WORK TO BE COMPLETED:
Put the rows below, from the first one through the line that contains "- legend-label: Ti: [557, 168, 566, 178]", into a JSON list of strings with one string per line and no blank lines. Include only those lines.
**** TASK INPUT
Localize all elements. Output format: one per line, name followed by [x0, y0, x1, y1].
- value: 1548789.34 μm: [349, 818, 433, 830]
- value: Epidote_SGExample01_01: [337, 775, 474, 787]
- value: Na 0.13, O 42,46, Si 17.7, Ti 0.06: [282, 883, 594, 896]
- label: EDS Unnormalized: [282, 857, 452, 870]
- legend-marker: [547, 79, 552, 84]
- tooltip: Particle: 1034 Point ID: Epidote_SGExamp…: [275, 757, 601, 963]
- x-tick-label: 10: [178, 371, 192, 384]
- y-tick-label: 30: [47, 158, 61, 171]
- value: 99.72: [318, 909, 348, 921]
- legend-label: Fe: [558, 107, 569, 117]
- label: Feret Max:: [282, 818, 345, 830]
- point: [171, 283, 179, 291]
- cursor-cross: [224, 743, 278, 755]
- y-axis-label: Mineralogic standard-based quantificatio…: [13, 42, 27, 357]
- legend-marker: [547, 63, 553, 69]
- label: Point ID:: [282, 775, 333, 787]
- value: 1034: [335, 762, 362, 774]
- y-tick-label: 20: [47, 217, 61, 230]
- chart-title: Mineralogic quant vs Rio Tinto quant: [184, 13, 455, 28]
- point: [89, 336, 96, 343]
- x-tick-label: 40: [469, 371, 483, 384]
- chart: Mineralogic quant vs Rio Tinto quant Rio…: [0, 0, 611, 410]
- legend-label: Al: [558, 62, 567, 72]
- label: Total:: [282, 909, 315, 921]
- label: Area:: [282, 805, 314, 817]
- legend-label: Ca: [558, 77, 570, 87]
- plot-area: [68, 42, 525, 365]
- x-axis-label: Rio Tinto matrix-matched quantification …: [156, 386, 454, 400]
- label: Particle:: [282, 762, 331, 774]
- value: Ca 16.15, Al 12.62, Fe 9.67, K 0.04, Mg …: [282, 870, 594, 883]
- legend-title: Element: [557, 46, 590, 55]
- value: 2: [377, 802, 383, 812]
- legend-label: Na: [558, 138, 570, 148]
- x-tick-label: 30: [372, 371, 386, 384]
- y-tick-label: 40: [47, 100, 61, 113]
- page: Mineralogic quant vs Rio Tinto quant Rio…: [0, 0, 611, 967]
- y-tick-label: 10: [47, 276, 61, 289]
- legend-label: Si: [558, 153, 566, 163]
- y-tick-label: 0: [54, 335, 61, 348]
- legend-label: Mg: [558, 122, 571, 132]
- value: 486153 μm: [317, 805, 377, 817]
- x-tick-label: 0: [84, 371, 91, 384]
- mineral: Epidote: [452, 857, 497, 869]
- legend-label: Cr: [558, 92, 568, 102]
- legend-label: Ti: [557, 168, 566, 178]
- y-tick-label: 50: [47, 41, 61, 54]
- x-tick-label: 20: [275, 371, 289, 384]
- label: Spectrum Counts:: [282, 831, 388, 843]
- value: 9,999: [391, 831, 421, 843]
********
TASK SOLUTION:
[
  "Localize all elements. Output format: one per line, name followed by [x0, y0, x1, y1].",
  "- value: 1548789.34 μm: [349, 818, 433, 830]",
  "- value: Epidote_SGExample01_01: [337, 775, 474, 787]",
  "- value: Na 0.13, O 42,46, Si 17.7, Ti 0.06: [282, 883, 594, 896]",
  "- label: EDS Unnormalized: [282, 857, 452, 870]",
  "- legend-marker: [547, 79, 552, 84]",
  "- tooltip: Particle: 1034 Point ID: Epidote_SGExamp…: [275, 757, 601, 963]",
  "- x-tick-label: 10: [178, 371, 192, 384]",
  "- y-tick-label: 30: [47, 158, 61, 171]",
  "- value: 99.72: [318, 909, 348, 921]",
  "- legend-label: Fe: [558, 107, 569, 117]",
  "- label: Feret Max:: [282, 818, 345, 830]",
  "- point: [171, 283, 179, 291]",
  "- cursor-cross: [224, 743, 278, 755]",
  "- y-axis-label: Mineralogic standard-based quantificatio…: [13, 42, 27, 357]",
  "- legend-marker: [547, 63, 553, 69]",
  "- label: Point ID:: [282, 775, 333, 787]",
  "- value: 1034: [335, 762, 362, 774]",
  "- y-tick-label: 20: [47, 217, 61, 230]",
  "- chart-title: Mineralogic quant vs Rio Tinto quant: [184, 13, 455, 28]",
  "- point: [89, 336, 96, 343]",
  "- x-tick-label: 40: [469, 371, 483, 384]",
  "- chart: Mineralogic quant vs Rio Tinto quant Rio…: [0, 0, 611, 410]",
  "- legend-label: Al: [558, 62, 567, 72]",
  "- label: Total:: [282, 909, 315, 921]",
  "- label: Area:: [282, 805, 314, 817]",
  "- legend-label: Ca: [558, 77, 570, 87]",
  "- plot-area: [68, 42, 525, 365]",
  "- x-axis-label: Rio Tinto matrix-matched quantification …: [156, 386, 454, 400]",
  "- label: Particle:: [282, 762, 331, 774]",
  "- value: Ca 16.15, Al 12.62, Fe 9.67, K 0.04, Mg …: [282, 870, 594, 883]",
  "- legend-title: Element: [557, 46, 590, 55]",
  "- value: 2: [377, 802, 383, 812]",
  "- legend-label: Na: [558, 138, 570, 148]",
  "- x-tick-label: 30: [372, 371, 386, 384]",
  "- y-tick-label: 40: [47, 100, 61, 113]",
  "- page: Mineralogic quant vs Rio Tinto quant Rio…: [0, 0, 611, 967]",
  "- y-tick-label: 10: [47, 276, 61, 289]",
  "- legend-label: Si: [558, 153, 566, 163]",
  "- y-tick-label: 0: [54, 335, 61, 348]",
  "- legend-label: Mg: [558, 122, 571, 132]",
  "- value: 486153 μm: [317, 805, 377, 817]",
  "- x-tick-label: 0: [84, 371, 91, 384]",
  "- mineral: Epidote: [452, 857, 497, 869]",
  "- legend-label: Cr: [558, 92, 568, 102]",
  "- legend-label: Ti: [557, 168, 566, 178]"
]